*** Passage given ***

Hello! I’m Jenny Martin,
Your hostess for this leg of the hunt!
You are currently hunting on TEAM BLUE!
Looking for a never-seen-before, deleted scene from TRACKED? You’ll have to keep searching.
Yep. Somewhere on the YA scavenger hunt blog hop, I’ve hidden a tantalizing, tender deleted scene from my debut, Tracked. But before you go looking for it, check out the amazing author I’m hosting!
Scavenger Hunt Rules
On this hunt, you’ll not only get access to bonus content from each participating author, you’ll also get a secret number.
- Add up the numbers, and enter it for a chance to win a major prize–one lucky winner will receive at least one signed book from each author on my team in the hunt! But play fast. This contest (and all the exclusive bonus material) will only be online until noon PST on Sunday, October 4th!
- Below, somewhere in this post, you’ll notice that I’ve listed my favorite number (Hint: it’s highlighted in BLUE). Collect the favorite numbers of all the authors on TEAM BLUE, and then add them up (don’t worry, you can use a calculator!)
- There are EIGHT contests going on simultaneously, and you can enter one or all! I am a part of the BLUE TEAM, but there is also a RED, GOLD, GREEN, ORANGE, TEAL, PURPLE, & PINK team! Check out each team for a chance to win eight different sets of signed books!
- If you’d like to find out more about the hunt, see links to all the authors participating, and see the full list of prizes up for grabs, go to the YA Scavenger Hunt page
- The hunt is open internationally, but anyone below the age of 18 should have a parent or guardian’s permission to enter. To be eligible for the grand prize, you must submit the completed entry form by Sunday, October 4th, at noon Pacific Time. Entries sent without the correct number or without contact information will not be considered.
I’m thrilled to be hosting…
Bio: Lish McBride was raised by wolves in the Pacific Northwest. It rains a lot there, but she likes it anyway. She spent three years away while she got her MFA in fiction from the University of New Orleans, and she liked that too, although the hurricane did leave much of her stuff underwater. Her main goal in going to college was to become a writer so she could wear pajamas pretty much all the time. She currently resides in Seattle, spending most of her time at her day job at Third Place Books in Lake Forest Park. The rest of her time is divided between writing, reading, and Twitter, where she either discusses her desire for a nap or her love for kittens. There are about 777 reasons to adore her books.
Firebug by Lish McBride
Ava is a firebug–she can start fires with her mind. Which would all be well and good if she weren’t caught in a deadly contract with the Coterie, a magical mafia. She’s one of their main hit men . . . and she doesn’t like it one bit. When Venus asks Ava to kill a family friend, Ava rebels. She knows very well that you can’t say no to the Coterie and expect to get away with it, though, so she and her friends hit the road, trying desperately to think of a way out of the mess they find themselves in. Preferably keeping the murder to a minimum.
Lish has graciously given us access to a cut chapter from her forthcoming book, Pyromantic. Enjoy!
You’ve Got a Little Green on You
We made it back to our rooms and Bianca didn’t even fight me for the shower. I guess I smelled that bad. I tossed my clothes and my boots into the cleaning bag along with Bianca’s pants and footwear—marsh mud is quite invasive contains a stink beyond all imagining—and put them in the hall. I hoped Alistair employed some amazing cleaning fairies or something, because if we kept up at this rate, we were going to have to start fighting crime naked. Ezra and Sid probably wouldn’t mind. They were used to fighting naked.

***

Stated task 1 => In the scavenger hunt post, where did Lish McBride earn her MFA in fiction?
The entries that follow have no connection to the blog post above.

*** Extracted material ***

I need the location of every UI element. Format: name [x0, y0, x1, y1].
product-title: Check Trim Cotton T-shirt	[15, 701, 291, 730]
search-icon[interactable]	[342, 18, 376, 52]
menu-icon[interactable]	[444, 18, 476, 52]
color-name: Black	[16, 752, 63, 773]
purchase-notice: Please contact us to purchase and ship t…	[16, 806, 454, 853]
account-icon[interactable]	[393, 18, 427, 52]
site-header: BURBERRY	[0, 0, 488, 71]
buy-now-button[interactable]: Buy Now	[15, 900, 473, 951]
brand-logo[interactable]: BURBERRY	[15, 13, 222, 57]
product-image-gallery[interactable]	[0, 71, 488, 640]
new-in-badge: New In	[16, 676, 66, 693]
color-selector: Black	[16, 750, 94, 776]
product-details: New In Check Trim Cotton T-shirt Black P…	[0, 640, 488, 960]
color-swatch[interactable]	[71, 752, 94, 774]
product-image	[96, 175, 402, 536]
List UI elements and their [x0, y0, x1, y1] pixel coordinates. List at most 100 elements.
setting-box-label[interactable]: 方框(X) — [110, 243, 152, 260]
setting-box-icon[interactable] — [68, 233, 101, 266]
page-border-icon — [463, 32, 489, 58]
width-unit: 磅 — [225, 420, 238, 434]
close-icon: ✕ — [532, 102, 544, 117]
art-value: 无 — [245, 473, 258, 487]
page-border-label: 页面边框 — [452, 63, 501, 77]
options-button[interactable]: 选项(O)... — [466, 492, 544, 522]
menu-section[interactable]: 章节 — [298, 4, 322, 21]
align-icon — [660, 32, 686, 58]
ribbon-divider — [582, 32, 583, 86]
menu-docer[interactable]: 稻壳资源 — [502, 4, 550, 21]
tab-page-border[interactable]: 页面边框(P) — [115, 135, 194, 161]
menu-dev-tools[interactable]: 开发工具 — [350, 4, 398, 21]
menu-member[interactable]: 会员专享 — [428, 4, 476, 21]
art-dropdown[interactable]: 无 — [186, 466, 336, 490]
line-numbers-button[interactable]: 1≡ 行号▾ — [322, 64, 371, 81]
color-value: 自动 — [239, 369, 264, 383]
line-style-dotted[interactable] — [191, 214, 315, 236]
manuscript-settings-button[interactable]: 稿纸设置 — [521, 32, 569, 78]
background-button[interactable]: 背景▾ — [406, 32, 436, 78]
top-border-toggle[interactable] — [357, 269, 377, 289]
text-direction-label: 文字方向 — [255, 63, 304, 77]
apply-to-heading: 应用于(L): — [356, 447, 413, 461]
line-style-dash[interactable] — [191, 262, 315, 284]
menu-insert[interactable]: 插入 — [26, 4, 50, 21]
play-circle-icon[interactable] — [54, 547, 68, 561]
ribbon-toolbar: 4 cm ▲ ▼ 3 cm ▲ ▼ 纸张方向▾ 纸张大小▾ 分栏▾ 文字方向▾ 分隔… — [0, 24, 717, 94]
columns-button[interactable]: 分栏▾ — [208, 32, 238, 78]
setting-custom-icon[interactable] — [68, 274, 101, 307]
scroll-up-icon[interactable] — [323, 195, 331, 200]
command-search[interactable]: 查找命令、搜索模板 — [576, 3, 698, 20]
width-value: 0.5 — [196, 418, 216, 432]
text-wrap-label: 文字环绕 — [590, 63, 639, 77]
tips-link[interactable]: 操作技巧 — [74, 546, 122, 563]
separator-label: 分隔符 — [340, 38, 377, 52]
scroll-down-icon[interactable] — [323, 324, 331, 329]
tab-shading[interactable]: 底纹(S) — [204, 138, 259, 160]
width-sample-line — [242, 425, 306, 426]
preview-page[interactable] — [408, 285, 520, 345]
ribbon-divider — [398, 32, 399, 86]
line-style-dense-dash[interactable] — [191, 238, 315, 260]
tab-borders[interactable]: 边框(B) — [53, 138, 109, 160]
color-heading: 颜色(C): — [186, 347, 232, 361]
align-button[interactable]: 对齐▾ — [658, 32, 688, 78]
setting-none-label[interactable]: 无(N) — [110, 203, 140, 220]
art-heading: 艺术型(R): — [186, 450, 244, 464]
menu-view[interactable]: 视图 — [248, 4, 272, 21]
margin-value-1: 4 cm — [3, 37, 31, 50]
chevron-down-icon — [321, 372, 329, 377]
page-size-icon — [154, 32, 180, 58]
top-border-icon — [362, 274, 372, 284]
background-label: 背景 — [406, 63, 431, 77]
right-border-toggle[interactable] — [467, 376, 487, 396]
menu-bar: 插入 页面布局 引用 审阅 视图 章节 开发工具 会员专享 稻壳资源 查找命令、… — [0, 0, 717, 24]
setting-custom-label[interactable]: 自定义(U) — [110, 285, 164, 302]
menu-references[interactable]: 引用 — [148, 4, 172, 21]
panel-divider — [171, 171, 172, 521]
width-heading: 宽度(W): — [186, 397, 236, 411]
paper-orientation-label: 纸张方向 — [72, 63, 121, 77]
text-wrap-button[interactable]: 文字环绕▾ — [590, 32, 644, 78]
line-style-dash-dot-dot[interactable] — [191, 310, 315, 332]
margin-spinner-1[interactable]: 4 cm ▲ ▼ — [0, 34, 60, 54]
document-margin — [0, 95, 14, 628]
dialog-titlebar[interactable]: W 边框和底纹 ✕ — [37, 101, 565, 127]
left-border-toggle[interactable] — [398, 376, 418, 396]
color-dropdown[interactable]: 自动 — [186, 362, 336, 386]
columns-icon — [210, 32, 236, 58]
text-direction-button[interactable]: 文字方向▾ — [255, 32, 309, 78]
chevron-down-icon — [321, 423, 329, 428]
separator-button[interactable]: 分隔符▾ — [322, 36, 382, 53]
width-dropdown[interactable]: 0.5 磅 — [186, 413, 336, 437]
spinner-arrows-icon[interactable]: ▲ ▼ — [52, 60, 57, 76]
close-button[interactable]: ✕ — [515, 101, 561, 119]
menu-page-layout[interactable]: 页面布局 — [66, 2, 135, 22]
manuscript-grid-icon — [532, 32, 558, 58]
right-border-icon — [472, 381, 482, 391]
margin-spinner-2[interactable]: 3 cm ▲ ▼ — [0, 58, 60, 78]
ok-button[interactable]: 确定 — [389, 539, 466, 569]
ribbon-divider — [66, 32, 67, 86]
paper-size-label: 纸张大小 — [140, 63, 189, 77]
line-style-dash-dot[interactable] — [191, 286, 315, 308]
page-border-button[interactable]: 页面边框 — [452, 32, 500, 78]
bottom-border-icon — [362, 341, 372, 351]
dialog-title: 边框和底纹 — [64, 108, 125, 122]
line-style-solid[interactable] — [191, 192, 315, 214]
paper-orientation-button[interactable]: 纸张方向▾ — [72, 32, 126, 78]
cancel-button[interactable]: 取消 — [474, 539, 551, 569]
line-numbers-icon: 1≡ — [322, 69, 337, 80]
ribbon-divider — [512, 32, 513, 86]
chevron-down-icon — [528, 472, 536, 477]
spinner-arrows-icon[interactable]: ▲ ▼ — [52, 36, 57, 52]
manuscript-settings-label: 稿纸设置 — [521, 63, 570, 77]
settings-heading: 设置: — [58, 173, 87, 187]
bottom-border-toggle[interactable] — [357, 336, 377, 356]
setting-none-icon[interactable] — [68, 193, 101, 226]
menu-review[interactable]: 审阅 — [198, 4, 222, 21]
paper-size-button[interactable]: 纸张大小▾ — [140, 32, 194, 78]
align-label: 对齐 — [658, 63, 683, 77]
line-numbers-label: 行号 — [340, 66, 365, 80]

***

Stated task 2 => Update the entries from their first line through the line with "manuscript-settings-button[interactable]: 稿纸设置 —" by changing "Buy Now" to "Add to Bag", leaving everything else the same, and return only those lines.

Expected output 1 => The University of New Orleans.

Expected output 2 =>
I need the location of every UI element. Format: name [x0, y0, x1, y1].
product-title: Check Trim Cotton T-shirt	[15, 701, 291, 730]
search-icon[interactable]	[342, 18, 376, 52]
menu-icon[interactable]	[444, 18, 476, 52]
color-name: Black	[16, 752, 63, 773]
purchase-notice: Please contact us to purchase and ship t…	[16, 806, 454, 853]
account-icon[interactable]	[393, 18, 427, 52]
site-header: BURBERRY	[0, 0, 488, 71]
buy-now-button[interactable]: Add to Bag	[15, 900, 473, 951]
brand-logo[interactable]: BURBERRY	[15, 13, 222, 57]
product-image-gallery[interactable]	[0, 71, 488, 640]
new-in-badge: New In	[16, 676, 66, 693]
color-selector: Black	[16, 750, 94, 776]
product-details: New In Check Trim Cotton T-shirt Black P…	[0, 640, 488, 960]
color-swatch[interactable]	[71, 752, 94, 774]
product-image	[96, 175, 402, 536]
List UI elements and their [x0, y0, x1, y1] pixel coordinates. List at most 100 elements.
setting-box-label[interactable]: 方框(X) — [110, 243, 152, 260]
setting-box-icon[interactable] — [68, 233, 101, 266]
page-border-icon — [463, 32, 489, 58]
width-unit: 磅 — [225, 420, 238, 434]
close-icon: ✕ — [532, 102, 544, 117]
art-value: 无 — [245, 473, 258, 487]
page-border-label: 页面边框 — [452, 63, 501, 77]
options-button[interactable]: 选项(O)... — [466, 492, 544, 522]
menu-section[interactable]: 章节 — [298, 4, 322, 21]
align-icon — [660, 32, 686, 58]
ribbon-divider — [582, 32, 583, 86]
menu-docer[interactable]: 稻壳资源 — [502, 4, 550, 21]
tab-page-border[interactable]: 页面边框(P) — [115, 135, 194, 161]
menu-dev-tools[interactable]: 开发工具 — [350, 4, 398, 21]
menu-member[interactable]: 会员专享 — [428, 4, 476, 21]
art-dropdown[interactable]: 无 — [186, 466, 336, 490]
line-numbers-button[interactable]: 1≡ 行号▾ — [322, 64, 371, 81]
color-value: 自动 — [239, 369, 264, 383]
line-style-dotted[interactable] — [191, 214, 315, 236]
manuscript-settings-button[interactable]: 稿纸设置 — [521, 32, 569, 78]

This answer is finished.